* **WHAT NEEDS TO BE DONE**
Would you transcribe the listing that follows, character for character, and omit its images?

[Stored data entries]
+ + +
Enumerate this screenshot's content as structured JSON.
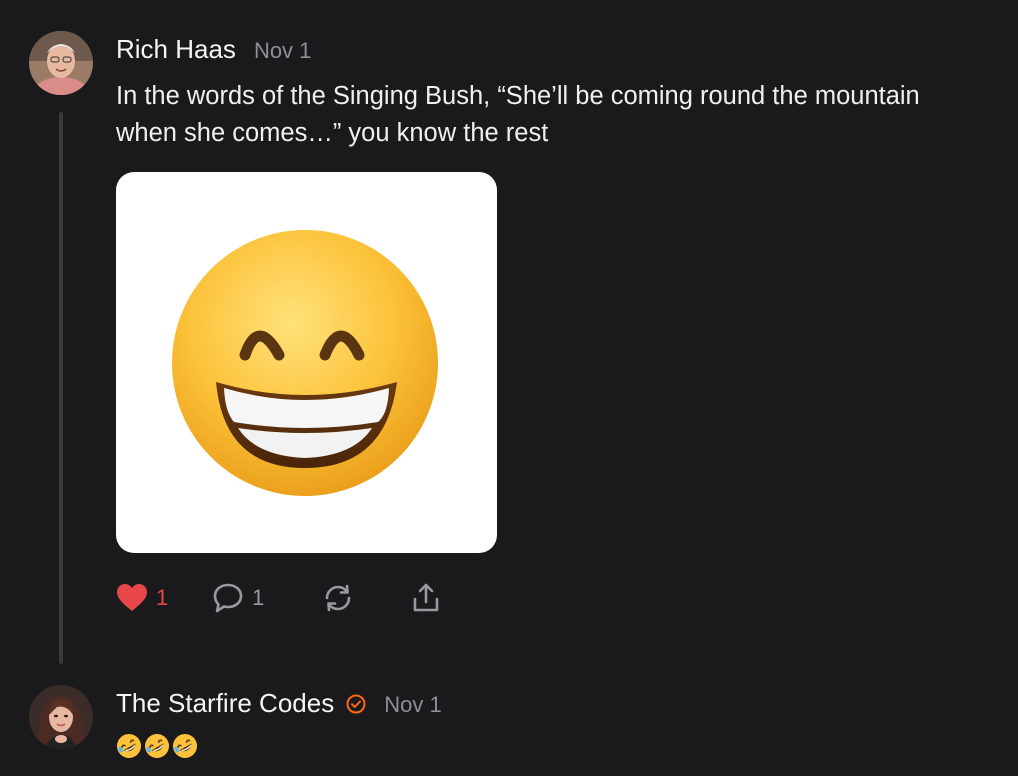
{
  "posts": [
    {
      "author": "Rich Haas",
      "date": "Nov 1",
      "text_line1": "In the words of the Singing Bush, “She’ll be coming round the mountain",
      "text_line2": "when she comes…” you know the rest",
      "image": "grinning-face-emoji",
      "likes": "1",
      "comments": "1",
      "liked": true
    },
    {
      "author": "The Starfire Codes",
      "date": "Nov 1",
      "verified": true,
      "reaction_emojis": [
        "rolling-on-floor-laughing-emoji",
        "rolling-on-floor-laughing-emoji",
        "rolling-on-floor-laughing-emoji"
      ]
    }
  ],
  "icons": {
    "like": "heart-icon",
    "comment": "comment-bubble-icon",
    "restack": "restack-icon",
    "share": "share-icon",
    "verified": "verified-badge-icon"
  },
  "colors": {
    "background": "#1a1a1c",
    "like_red": "#e8474a",
    "muted": "#8e8e93",
    "verified_orange": "#ff6719"
  }
}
+ + +
* **EXERCISE OUTPUT**
Enumerate this screenshot's content as structured JSON.
{
  "posts": [
    {
      "author": "Rich Haas",
      "date": "Nov 1",
      "text_line1": "In the words of the Singing Bush, “She’ll be coming round the mountain",
      "text_line2": "when she comes…” you know the rest",
      "image": "grinning-face-emoji",
      "likes": "1",
      "comments": "1",
      "liked": true
    },
    {
      "author": "The Starfire Codes",
      "date": "Nov 1",
      "verified": true,
      "reaction_emojis": [
        "rolling-on-floor-laughing-emoji",
        "rolling-on-floor-laughing-emoji",
        "rolling-on-floor-laughing-emoji"
      ]
    }
  ],
  "icons": {
    "like": "heart-icon",
    "comment": "comment-bubble-icon",
    "restack": "restack-icon",
    "share": "share-icon",
    "verified": "verified-badge-icon"
  },
  "colors": {
    "background": "#1a1a1c",
    "like_red": "#e8474a",
    "muted": "#8e8e93",
    "verified_orange": "#ff6719"
  }
}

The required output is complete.